*What needs to be done*. Below are records. Copy every line with "this" in it.

*Entries shown*.
::::

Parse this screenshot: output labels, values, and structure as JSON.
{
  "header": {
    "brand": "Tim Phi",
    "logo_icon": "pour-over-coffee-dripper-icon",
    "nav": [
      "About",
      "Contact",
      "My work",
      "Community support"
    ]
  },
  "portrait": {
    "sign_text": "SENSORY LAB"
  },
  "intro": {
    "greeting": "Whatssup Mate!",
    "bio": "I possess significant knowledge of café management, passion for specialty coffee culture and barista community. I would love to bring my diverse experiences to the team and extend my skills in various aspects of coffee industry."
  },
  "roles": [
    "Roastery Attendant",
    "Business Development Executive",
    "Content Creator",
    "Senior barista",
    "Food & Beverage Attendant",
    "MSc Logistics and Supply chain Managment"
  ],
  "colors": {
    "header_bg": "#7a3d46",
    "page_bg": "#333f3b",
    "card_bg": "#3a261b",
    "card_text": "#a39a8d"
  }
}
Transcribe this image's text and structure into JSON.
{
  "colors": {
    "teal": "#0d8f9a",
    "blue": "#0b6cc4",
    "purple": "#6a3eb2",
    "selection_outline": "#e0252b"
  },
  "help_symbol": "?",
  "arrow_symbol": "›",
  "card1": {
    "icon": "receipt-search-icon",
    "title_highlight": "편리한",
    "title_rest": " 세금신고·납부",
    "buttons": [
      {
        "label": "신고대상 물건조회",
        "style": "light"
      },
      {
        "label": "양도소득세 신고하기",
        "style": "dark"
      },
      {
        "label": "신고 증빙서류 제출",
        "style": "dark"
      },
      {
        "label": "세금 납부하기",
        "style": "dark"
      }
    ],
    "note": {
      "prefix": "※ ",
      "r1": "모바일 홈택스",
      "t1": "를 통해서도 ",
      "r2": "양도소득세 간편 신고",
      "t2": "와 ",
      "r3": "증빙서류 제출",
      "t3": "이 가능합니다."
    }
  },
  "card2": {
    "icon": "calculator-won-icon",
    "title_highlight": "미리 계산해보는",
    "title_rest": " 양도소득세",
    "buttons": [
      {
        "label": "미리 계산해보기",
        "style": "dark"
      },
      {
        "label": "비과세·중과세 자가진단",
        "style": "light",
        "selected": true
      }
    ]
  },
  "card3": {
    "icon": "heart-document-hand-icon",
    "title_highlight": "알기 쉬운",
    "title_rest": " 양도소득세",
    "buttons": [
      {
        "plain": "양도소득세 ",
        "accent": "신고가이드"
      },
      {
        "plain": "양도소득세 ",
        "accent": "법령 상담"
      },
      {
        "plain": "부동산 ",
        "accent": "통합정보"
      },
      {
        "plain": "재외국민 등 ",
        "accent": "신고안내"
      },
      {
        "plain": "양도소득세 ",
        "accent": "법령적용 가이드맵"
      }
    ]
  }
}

::::

*Expected output*.
Parse this screenshot: output labels, values, and structure as JSON.
Transcribe this image's text and structure into JSON.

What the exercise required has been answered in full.